Repeat the entries below exactly as they appear, with no pictures.

* Begin Material for the task *

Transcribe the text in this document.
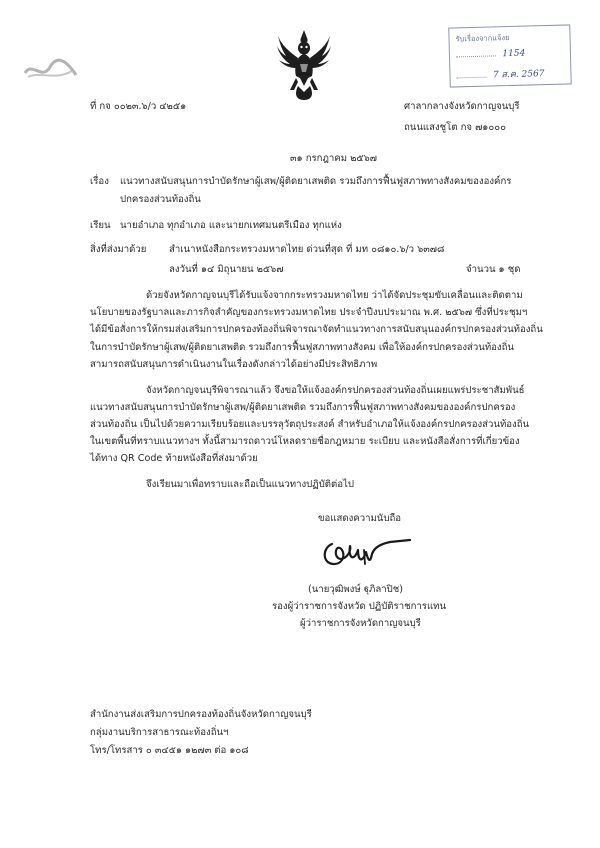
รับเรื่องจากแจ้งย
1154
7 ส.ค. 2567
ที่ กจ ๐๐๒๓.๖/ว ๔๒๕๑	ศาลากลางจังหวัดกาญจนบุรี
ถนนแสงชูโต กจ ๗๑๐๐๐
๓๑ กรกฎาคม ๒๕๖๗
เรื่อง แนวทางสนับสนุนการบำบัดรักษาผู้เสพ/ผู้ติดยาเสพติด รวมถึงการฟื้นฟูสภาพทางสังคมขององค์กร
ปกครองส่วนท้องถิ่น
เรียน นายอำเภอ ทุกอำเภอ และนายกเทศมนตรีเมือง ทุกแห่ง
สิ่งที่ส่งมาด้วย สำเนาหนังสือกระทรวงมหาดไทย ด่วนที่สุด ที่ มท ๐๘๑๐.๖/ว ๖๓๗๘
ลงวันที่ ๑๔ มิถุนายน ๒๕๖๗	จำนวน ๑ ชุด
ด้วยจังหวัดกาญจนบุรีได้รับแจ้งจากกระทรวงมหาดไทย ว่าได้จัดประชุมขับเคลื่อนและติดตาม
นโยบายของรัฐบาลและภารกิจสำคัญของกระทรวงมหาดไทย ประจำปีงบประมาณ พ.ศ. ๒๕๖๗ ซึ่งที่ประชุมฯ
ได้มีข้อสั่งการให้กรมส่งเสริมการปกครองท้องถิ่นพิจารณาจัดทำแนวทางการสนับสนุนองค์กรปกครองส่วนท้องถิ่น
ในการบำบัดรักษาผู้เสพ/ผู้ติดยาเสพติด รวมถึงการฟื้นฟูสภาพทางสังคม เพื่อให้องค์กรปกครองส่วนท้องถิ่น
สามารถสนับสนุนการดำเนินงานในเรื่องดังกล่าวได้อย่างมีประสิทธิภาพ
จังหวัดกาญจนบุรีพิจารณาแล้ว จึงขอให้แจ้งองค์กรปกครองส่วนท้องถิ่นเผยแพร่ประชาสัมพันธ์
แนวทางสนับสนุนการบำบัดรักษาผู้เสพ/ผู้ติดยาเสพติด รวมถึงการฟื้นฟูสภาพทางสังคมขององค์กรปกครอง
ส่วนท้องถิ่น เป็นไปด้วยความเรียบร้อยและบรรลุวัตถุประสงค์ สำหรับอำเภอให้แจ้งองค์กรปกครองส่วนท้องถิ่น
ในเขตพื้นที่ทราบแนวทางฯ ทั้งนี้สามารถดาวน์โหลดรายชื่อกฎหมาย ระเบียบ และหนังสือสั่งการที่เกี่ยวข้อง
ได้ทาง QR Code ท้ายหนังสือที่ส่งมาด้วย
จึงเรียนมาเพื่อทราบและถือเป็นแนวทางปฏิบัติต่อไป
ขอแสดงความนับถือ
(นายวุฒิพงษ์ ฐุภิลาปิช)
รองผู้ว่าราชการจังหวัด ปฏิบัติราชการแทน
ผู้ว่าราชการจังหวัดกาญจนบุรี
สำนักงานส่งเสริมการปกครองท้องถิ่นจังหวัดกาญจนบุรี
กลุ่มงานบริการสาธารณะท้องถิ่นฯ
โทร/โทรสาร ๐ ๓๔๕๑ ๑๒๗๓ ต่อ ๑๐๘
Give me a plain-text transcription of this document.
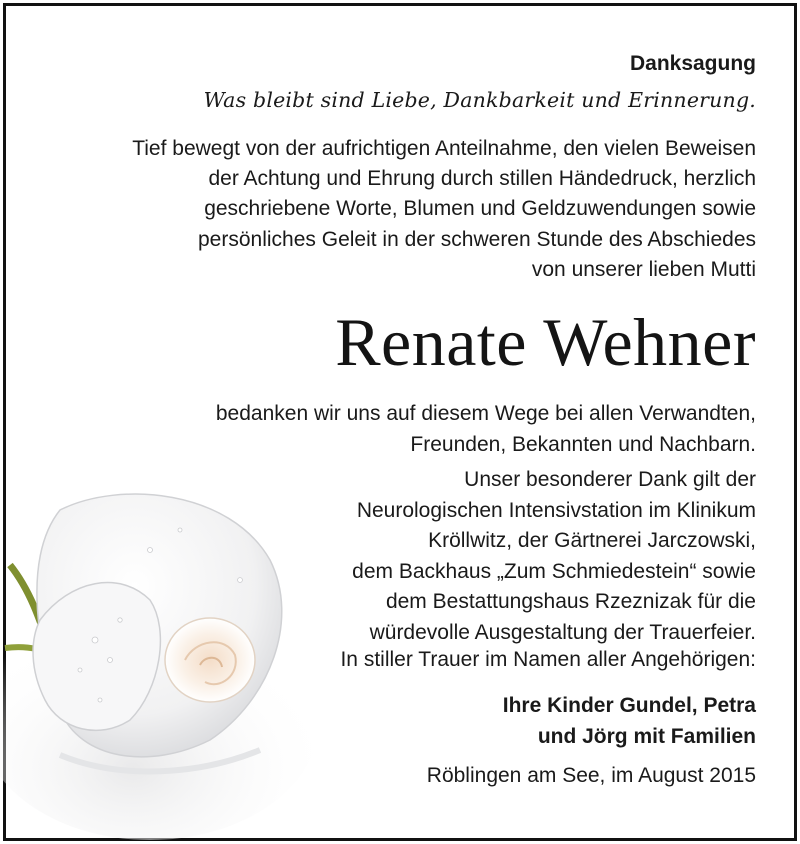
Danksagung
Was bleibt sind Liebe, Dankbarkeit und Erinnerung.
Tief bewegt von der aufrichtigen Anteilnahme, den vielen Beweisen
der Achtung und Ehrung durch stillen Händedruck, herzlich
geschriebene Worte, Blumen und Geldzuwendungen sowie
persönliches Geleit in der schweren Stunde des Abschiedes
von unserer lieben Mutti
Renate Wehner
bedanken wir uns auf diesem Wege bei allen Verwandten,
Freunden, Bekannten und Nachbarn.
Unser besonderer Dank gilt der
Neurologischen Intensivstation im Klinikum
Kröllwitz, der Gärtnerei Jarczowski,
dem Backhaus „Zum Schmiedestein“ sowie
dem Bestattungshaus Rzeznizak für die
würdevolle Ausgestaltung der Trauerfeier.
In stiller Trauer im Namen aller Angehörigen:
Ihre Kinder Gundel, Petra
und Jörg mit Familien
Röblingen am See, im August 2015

* End Material for the task *

Solution for this problem:
Transcribe the text in this document.
รับเรื่องจากแจ้งย
1154
7 ส.ค. 2567
ที่ กจ ๐๐๒๓.๖/ว ๔๒๕๑	ศาลากลางจังหวัดกาญจนบุรี
ถนนแสงชูโต กจ ๗๑๐๐๐
๓๑ กรกฎาคม ๒๕๖๗
เรื่อง แนวทางสนับสนุนการบำบัดรักษาผู้เสพ/ผู้ติดยาเสพติด รวมถึงการฟื้นฟูสภาพทางสังคมขององค์กร
ปกครองส่วนท้องถิ่น
เรียน นายอำเภอ ทุกอำเภอ และนายกเทศมนตรีเมือง ทุกแห่ง
สิ่งที่ส่งมาด้วย สำเนาหนังสือกระทรวงมหาดไทย ด่วนที่สุด ที่ มท ๐๘๑๐.๖/ว ๖๓๗๘
ลงวันที่ ๑๔ มิถุนายน ๒๕๖๗	จำนวน ๑ ชุด
ด้วยจังหวัดกาญจนบุรีได้รับแจ้งจากกระทรวงมหาดไทย ว่าได้จัดประชุมขับเคลื่อนและติดตาม
นโยบายของรัฐบาลและภารกิจสำคัญของกระทรวงมหาดไทย ประจำปีงบประมาณ พ.ศ. ๒๕๖๗ ซึ่งที่ประชุมฯ
ได้มีข้อสั่งการให้กรมส่งเสริมการปกครองท้องถิ่นพิจารณาจัดทำแนวทางการสนับสนุนองค์กรปกครองส่วนท้องถิ่น
ในการบำบัดรักษาผู้เสพ/ผู้ติดยาเสพติด รวมถึงการฟื้นฟูสภาพทางสังคม เพื่อให้องค์กรปกครองส่วนท้องถิ่น
สามารถสนับสนุนการดำเนินงานในเรื่องดังกล่าวได้อย่างมีประสิทธิภาพ
จังหวัดกาญจนบุรีพิจารณาแล้ว จึงขอให้แจ้งองค์กรปกครองส่วนท้องถิ่นเผยแพร่ประชาสัมพันธ์
แนวทางสนับสนุนการบำบัดรักษาผู้เสพ/ผู้ติดยาเสพติด รวมถึงการฟื้นฟูสภาพทางสังคมขององค์กรปกครอง
ส่วนท้องถิ่น เป็นไปด้วยความเรียบร้อยและบรรลุวัตถุประสงค์ สำหรับอำเภอให้แจ้งองค์กรปกครองส่วนท้องถิ่น
ในเขตพื้นที่ทราบแนวทางฯ ทั้งนี้สามารถดาวน์โหลดรายชื่อกฎหมาย ระเบียบ และหนังสือสั่งการที่เกี่ยวข้อง
ได้ทาง QR Code ท้ายหนังสือที่ส่งมาด้วย
จึงเรียนมาเพื่อทราบและถือเป็นแนวทางปฏิบัติต่อไป
ขอแสดงความนับถือ
(นายวุฒิพงษ์ ฐุภิลาปิช)
รองผู้ว่าราชการจังหวัด ปฏิบัติราชการแทน
ผู้ว่าราชการจังหวัดกาญจนบุรี
สำนักงานส่งเสริมการปกครองท้องถิ่นจังหวัดกาญจนบุรี
กลุ่มงานบริการสาธารณะท้องถิ่นฯ
โทร/โทรสาร ๐ ๓๔๕๑ ๑๒๗๓ ต่อ ๑๐๘
Give me a plain-text transcription of this document.
Danksagung
Was bleibt sind Liebe, Dankbarkeit und Erinnerung.
Tief bewegt von der aufrichtigen Anteilnahme, den vielen Beweisen
der Achtung und Ehrung durch stillen Händedruck, herzlich
geschriebene Worte, Blumen und Geldzuwendungen sowie
persönliches Geleit in der schweren Stunde des Abschiedes
von unserer lieben Mutti
Renate Wehner
bedanken wir uns auf diesem Wege bei allen Verwandten,
Freunden, Bekannten und Nachbarn.
Unser besonderer Dank gilt der
Neurologischen Intensivstation im Klinikum
Kröllwitz, der Gärtnerei Jarczowski,
dem Backhaus „Zum Schmiedestein“ sowie
dem Bestattungshaus Rzeznizak für die
würdevolle Ausgestaltung der Trauerfeier.
In stiller Trauer im Namen aller Angehörigen:
Ihre Kinder Gundel, Petra
und Jörg mit Familien
Röblingen am See, im August 2015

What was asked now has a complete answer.